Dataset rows
- - -

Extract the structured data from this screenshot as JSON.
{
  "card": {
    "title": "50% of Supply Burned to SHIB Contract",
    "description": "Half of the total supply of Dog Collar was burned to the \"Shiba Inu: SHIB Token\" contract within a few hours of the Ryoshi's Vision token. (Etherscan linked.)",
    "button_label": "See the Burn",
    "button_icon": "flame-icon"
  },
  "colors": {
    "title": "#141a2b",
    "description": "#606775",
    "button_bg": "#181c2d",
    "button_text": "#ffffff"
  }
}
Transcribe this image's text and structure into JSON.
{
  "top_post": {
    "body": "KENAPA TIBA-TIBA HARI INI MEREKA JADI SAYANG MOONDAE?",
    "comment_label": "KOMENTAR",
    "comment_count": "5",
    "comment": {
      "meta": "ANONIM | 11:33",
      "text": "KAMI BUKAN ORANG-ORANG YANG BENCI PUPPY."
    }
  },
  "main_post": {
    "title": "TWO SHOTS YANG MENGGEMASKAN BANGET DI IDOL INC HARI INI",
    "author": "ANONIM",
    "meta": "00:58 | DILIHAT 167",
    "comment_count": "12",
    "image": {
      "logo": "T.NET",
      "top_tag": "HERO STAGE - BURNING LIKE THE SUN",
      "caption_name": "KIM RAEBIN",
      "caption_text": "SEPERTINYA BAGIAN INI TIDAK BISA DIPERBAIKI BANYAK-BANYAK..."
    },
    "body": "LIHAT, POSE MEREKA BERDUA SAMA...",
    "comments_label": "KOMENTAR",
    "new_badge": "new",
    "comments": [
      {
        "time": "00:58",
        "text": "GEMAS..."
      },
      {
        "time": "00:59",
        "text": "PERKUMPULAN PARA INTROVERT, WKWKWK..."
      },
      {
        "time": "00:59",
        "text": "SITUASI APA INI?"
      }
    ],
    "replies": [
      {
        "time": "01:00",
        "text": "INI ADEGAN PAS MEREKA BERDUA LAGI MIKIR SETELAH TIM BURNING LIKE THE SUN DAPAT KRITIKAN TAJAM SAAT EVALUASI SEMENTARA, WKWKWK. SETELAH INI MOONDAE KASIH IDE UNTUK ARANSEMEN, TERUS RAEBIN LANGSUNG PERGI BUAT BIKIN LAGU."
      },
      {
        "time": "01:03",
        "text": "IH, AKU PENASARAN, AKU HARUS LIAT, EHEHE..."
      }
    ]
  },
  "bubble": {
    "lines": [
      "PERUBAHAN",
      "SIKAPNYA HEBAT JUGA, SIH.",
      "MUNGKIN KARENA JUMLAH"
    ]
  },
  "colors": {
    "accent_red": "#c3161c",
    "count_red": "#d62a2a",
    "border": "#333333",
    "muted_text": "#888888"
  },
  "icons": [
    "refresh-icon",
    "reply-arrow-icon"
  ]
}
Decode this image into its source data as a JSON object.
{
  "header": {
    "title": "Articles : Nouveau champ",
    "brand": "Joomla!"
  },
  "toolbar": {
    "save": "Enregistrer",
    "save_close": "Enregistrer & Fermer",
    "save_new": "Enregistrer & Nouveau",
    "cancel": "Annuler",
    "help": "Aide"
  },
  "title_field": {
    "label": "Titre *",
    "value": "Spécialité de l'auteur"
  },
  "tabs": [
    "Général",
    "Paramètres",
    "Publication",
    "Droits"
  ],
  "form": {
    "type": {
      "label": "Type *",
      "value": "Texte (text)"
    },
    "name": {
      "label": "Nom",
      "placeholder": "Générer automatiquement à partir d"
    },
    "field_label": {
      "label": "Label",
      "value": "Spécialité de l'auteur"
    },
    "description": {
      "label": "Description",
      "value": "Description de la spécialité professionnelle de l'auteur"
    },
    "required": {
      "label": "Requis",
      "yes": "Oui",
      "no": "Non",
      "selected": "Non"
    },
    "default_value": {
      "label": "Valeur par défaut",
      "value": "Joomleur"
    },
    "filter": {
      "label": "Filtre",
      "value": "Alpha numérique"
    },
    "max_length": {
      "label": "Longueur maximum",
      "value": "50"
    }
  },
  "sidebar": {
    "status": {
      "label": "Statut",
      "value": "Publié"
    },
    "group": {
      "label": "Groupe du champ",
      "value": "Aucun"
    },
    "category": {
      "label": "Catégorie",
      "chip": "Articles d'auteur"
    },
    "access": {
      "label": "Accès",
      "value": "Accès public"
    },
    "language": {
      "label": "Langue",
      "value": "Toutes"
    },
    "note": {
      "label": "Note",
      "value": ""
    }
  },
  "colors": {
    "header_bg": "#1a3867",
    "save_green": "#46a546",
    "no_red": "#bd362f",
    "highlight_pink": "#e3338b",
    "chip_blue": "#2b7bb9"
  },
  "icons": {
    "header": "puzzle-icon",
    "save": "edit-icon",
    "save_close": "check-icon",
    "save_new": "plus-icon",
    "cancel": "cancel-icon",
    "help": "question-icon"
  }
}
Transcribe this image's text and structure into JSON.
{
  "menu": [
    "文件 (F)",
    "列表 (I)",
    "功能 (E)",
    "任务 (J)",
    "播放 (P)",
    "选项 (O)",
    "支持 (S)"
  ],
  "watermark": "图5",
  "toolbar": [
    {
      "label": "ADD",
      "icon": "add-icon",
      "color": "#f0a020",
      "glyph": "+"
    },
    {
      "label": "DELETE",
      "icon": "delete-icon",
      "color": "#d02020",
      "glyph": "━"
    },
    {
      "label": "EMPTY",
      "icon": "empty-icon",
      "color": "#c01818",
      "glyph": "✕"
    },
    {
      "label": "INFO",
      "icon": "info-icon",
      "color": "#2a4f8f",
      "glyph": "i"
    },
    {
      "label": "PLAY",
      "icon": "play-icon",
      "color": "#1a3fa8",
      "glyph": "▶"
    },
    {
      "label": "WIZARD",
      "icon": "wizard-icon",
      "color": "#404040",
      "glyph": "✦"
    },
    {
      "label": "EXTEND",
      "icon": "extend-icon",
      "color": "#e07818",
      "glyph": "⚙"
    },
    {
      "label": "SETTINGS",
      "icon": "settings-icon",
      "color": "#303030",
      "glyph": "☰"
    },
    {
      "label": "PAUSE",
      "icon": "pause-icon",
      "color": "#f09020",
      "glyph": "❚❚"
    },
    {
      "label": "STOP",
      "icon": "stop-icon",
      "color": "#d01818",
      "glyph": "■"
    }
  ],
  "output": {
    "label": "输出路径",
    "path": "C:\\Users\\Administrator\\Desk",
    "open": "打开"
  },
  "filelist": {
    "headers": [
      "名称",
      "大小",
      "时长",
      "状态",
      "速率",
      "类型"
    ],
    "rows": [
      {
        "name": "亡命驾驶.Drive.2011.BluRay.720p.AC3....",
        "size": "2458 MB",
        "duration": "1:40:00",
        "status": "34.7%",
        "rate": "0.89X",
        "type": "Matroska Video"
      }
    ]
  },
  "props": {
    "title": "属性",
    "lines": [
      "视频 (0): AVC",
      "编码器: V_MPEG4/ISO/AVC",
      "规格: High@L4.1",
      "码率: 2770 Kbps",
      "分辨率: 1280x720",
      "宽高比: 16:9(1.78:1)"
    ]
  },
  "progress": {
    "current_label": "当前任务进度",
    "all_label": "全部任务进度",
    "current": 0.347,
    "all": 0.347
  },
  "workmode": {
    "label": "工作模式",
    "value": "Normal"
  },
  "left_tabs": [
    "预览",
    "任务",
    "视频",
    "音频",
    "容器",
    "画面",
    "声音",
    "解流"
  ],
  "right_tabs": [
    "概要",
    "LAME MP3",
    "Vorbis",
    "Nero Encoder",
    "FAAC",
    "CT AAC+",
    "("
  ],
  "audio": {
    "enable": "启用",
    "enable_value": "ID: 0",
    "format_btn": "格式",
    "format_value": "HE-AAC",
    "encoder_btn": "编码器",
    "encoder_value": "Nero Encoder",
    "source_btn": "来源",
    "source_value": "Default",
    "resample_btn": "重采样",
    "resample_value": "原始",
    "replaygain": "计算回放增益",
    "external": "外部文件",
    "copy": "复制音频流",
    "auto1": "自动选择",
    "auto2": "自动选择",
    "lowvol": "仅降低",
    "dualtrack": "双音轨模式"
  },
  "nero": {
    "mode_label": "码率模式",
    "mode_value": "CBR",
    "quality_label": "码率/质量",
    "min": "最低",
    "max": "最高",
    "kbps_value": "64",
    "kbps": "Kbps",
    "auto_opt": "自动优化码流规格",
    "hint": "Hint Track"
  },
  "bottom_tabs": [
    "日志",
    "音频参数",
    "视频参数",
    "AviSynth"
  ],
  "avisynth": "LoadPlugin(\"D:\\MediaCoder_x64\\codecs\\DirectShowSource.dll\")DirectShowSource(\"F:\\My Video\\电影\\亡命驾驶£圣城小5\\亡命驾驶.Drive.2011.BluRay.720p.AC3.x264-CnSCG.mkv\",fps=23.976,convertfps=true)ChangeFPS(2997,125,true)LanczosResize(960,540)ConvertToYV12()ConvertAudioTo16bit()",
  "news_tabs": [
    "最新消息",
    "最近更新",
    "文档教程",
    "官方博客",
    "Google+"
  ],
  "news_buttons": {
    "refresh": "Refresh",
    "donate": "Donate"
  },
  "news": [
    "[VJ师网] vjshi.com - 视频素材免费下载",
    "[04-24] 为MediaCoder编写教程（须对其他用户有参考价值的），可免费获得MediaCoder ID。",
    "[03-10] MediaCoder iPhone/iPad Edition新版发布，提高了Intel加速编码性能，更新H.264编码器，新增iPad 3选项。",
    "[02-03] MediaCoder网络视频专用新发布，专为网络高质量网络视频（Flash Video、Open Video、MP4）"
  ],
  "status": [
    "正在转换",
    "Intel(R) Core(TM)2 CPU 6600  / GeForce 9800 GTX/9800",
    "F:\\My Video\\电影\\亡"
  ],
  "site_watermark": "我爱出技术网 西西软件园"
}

- - -

• [Work to complete]
Gather from the entries above all lines that include the string "body".

• [Solution to this problem]
    "body": "KENAPA TIBA-TIBA HARI INI MEREKA JADI SAYANG MOONDAE?",
    "body": "LIHAT, POSE MEREKA BERDUA SAMA...",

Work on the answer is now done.